__Dataset items__
---*---
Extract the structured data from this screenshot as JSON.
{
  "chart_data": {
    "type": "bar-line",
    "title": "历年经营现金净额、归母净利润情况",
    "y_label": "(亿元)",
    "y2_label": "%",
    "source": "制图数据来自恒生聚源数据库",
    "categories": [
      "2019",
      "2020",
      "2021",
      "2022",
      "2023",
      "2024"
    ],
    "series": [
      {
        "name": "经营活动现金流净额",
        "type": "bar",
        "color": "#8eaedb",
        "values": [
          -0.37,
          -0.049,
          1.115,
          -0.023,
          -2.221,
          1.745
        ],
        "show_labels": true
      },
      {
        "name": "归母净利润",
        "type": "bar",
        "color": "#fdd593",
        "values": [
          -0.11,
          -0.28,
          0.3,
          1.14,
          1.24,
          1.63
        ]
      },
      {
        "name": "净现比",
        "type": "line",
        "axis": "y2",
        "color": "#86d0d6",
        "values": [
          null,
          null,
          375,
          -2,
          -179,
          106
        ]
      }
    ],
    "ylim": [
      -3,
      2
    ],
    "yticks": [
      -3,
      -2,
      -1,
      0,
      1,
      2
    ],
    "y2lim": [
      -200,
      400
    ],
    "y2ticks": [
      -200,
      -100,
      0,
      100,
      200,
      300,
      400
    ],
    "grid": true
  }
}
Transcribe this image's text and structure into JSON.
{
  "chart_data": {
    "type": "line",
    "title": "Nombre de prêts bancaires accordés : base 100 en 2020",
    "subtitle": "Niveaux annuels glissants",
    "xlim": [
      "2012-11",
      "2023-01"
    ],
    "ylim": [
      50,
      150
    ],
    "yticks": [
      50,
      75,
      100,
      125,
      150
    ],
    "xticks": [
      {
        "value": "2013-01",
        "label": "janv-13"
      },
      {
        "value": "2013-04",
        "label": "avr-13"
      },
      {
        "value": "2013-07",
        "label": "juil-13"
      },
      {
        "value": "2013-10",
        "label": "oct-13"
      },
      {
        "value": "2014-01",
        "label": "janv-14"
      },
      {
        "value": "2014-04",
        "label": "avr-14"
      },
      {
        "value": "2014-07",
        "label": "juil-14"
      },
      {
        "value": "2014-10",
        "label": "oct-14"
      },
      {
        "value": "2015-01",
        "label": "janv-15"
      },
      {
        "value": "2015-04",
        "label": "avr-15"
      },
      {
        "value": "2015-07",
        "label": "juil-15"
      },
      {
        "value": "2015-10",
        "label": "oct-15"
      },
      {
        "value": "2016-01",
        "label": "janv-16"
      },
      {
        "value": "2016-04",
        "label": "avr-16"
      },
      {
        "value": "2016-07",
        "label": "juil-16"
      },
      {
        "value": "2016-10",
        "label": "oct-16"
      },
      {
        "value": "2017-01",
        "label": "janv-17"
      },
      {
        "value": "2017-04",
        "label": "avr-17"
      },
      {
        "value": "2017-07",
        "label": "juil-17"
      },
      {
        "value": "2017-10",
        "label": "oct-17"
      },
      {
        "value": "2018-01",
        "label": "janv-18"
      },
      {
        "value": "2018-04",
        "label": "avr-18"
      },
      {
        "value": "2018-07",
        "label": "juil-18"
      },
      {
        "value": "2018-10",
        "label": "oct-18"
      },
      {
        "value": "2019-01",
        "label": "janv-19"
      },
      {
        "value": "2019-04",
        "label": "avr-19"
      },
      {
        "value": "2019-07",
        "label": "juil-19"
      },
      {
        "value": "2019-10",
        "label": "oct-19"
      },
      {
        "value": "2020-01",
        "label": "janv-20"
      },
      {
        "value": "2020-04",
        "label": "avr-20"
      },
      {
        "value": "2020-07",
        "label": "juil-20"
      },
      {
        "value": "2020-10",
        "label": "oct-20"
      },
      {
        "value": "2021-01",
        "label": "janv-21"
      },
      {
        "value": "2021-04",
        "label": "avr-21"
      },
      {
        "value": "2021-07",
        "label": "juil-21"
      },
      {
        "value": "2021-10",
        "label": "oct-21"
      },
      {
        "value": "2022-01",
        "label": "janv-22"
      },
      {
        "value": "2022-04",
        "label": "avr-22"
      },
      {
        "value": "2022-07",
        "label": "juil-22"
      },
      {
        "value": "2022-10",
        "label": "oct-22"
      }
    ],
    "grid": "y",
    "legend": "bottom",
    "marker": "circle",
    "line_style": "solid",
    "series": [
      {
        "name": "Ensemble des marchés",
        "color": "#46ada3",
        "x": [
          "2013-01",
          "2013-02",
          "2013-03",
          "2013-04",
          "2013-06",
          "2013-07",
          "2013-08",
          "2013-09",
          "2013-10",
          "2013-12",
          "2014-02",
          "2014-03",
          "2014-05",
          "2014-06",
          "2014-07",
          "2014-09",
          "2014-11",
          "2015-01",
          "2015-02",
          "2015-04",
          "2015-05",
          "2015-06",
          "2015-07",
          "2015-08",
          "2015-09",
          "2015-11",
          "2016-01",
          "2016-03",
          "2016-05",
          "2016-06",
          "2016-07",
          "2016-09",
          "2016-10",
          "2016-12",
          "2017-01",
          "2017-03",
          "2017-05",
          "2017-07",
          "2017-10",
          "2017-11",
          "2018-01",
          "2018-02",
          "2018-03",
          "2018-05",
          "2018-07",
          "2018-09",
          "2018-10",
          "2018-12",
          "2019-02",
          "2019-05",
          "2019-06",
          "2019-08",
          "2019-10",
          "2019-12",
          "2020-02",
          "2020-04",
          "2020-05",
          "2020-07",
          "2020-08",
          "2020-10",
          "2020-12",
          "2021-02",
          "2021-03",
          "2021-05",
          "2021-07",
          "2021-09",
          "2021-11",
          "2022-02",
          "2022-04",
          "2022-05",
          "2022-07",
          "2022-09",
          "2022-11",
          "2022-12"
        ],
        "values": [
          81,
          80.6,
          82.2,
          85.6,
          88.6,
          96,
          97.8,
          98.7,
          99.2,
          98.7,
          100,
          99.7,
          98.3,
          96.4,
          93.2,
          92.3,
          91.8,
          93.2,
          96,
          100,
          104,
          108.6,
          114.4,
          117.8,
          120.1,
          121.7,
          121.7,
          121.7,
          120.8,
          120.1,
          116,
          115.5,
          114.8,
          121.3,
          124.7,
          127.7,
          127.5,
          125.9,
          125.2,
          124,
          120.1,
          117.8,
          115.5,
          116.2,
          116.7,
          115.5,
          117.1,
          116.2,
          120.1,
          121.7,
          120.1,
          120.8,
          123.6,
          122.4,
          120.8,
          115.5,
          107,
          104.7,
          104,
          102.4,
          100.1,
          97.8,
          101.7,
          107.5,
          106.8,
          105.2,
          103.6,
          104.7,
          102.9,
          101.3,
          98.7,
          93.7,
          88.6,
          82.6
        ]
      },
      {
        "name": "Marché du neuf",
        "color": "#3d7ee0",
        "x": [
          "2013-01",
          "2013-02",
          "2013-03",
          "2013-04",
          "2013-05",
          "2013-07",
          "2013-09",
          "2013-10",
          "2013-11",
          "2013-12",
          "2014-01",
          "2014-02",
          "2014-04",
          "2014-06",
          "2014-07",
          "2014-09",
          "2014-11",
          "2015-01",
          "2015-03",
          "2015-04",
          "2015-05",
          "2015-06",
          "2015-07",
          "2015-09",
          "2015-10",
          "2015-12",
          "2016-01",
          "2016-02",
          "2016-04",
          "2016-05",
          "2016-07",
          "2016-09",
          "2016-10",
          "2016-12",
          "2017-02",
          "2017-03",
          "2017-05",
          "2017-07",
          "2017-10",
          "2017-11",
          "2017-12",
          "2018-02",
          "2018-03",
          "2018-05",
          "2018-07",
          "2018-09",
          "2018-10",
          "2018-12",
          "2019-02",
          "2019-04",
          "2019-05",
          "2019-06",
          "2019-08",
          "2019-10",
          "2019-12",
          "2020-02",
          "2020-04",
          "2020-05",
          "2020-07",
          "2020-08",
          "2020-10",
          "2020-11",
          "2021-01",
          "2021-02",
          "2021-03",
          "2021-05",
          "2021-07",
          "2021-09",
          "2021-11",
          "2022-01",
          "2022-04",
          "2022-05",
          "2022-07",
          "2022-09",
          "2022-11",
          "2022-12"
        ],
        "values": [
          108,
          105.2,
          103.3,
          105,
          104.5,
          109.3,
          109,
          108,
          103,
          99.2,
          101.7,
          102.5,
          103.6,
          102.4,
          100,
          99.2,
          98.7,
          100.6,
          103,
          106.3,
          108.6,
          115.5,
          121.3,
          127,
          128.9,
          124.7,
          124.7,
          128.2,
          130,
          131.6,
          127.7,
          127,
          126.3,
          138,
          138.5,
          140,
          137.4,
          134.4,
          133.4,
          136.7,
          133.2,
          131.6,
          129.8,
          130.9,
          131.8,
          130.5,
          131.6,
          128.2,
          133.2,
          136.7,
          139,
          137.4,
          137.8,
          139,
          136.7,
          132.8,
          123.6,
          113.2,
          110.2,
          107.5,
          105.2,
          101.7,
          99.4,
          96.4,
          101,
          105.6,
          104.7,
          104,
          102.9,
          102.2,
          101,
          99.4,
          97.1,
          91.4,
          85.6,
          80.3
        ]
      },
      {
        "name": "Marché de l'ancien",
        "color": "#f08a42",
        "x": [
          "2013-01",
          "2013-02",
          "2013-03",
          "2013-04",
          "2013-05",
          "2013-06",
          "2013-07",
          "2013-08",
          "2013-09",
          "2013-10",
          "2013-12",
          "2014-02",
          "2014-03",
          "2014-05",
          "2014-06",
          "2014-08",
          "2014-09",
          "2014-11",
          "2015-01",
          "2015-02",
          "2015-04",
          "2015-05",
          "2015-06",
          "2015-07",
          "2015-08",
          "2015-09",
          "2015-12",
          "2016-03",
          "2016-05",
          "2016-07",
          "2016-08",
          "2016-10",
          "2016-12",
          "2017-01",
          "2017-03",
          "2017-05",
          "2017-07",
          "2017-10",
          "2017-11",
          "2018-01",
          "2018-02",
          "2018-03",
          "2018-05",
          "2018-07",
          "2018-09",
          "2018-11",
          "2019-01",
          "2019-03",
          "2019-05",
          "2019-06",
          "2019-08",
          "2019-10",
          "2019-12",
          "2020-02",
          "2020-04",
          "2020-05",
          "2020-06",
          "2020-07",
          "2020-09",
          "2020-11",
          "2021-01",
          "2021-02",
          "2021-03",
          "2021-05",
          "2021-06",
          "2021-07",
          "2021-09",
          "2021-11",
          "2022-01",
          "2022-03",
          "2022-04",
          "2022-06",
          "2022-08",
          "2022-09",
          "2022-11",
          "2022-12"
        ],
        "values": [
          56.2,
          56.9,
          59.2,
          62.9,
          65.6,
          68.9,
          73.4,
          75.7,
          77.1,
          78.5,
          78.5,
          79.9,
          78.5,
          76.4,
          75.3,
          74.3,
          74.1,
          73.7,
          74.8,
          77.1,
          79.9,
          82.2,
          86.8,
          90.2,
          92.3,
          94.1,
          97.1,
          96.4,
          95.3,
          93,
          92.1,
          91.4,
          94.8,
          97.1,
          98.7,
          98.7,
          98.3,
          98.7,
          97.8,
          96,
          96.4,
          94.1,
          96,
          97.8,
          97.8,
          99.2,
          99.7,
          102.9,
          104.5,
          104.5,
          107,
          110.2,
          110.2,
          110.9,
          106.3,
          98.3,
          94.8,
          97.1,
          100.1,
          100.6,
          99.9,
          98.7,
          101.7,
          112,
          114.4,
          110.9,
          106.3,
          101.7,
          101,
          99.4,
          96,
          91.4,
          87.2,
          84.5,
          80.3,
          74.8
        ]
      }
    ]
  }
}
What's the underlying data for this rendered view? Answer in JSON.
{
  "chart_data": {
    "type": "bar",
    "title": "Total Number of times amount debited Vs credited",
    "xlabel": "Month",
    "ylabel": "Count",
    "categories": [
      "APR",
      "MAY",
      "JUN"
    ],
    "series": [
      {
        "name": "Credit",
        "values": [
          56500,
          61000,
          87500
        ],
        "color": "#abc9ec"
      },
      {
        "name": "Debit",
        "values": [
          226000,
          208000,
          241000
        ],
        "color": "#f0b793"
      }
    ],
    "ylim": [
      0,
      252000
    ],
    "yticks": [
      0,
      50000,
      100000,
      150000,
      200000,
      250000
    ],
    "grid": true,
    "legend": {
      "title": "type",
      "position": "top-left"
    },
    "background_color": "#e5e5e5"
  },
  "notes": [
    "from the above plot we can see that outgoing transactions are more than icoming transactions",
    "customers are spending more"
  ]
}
---*---
__AIM__
Beginning at the line containing "What's the underlying", repeat each line exactly through the last line of the entries, and include no other lines.

__RESPONSE__
What's the underlying data for this rendered view? Answer in JSON.
{
  "chart_data": {
    "type": "bar",
    "title": "Total Number of times amount debited Vs credited",
    "xlabel": "Month",
    "ylabel": "Count",
    "categories": [
      "APR",
      "MAY",
      "JUN"
    ],
    "series": [
      {
        "name": "Credit",
        "values": [
          56500,
          61000,
          87500
        ],
        "color": "#abc9ec"
      },
      {
        "name": "Debit",
        "values": [
          226000,
          208000,
          241000
        ],
        "color": "#f0b793"
      }
    ],
    "ylim": [
      0,
      252000
    ],
    "yticks": [
      0,
      50000,
      100000,
      150000,
      200000,
      250000
    ],
    "grid": true,
    "legend": {
      "title": "type",
      "position": "top-left"
    },
    "background_color": "#e5e5e5"
  },
  "notes": [
    "from the above plot we can see that outgoing transactions are more than icoming transactions",
    "customers are spending more"
  ]
}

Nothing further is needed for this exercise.